◆ PROBLEM DESCRIPTION ◆
Transcribe the listing verbatim. Do not carry over any pictures.

⁂

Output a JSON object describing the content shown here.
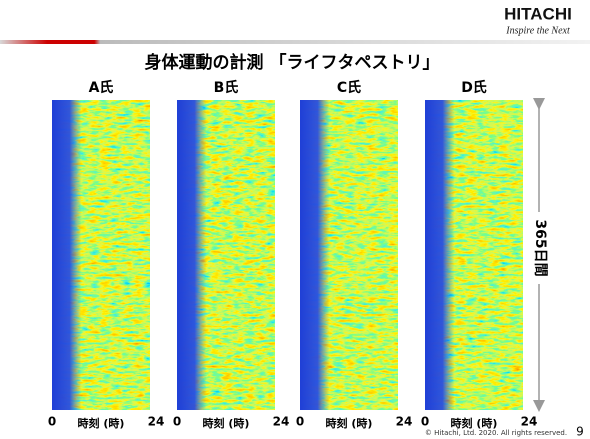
{
  "header": {
    "logo": "HITACHI",
    "tagline": "Inspire the Next"
  },
  "title": "身体運動の計測 「ライフタペストリ」",
  "panels": [
    {
      "label": "A氏",
      "x_start": "0",
      "x_label": "時刻 (時)",
      "x_end": "24"
    },
    {
      "label": "B氏",
      "x_start": "0",
      "x_label": "時刻 (時)",
      "x_end": "24"
    },
    {
      "label": "C氏",
      "x_start": "0",
      "x_label": "時刻 (時)",
      "x_end": "24"
    },
    {
      "label": "D氏",
      "x_start": "0",
      "x_label": "時刻 (時)",
      "x_end": "24"
    }
  ],
  "y_label": "365日間",
  "footer": {
    "copyright": "© Hitachi, Ltd. 2020. All rights reserved.",
    "page": "9"
  }
}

⁂

◆ RESPONSE BELOW ◆
Output a JSON object describing the content shown here.
{
  "header": {
    "logo": "HITACHI",
    "tagline": "Inspire the Next"
  },
  "title": "身体運動の計測 「ライフタペストリ」",
  "panels": [
    {
      "label": "A氏",
      "x_start": "0",
      "x_label": "時刻 (時)",
      "x_end": "24"
    },
    {
      "label": "B氏",
      "x_start": "0",
      "x_label": "時刻 (時)",
      "x_end": "24"
    },
    {
      "label": "C氏",
      "x_start": "0",
      "x_label": "時刻 (時)",
      "x_end": "24"
    },
    {
      "label": "D氏",
      "x_start": "0",
      "x_label": "時刻 (時)",
      "x_end": "24"
    }
  ],
  "y_label": "365日間",
  "footer": {
    "copyright": "© Hitachi, Ltd. 2020. All rights reserved.",
    "page": "9"
  }
}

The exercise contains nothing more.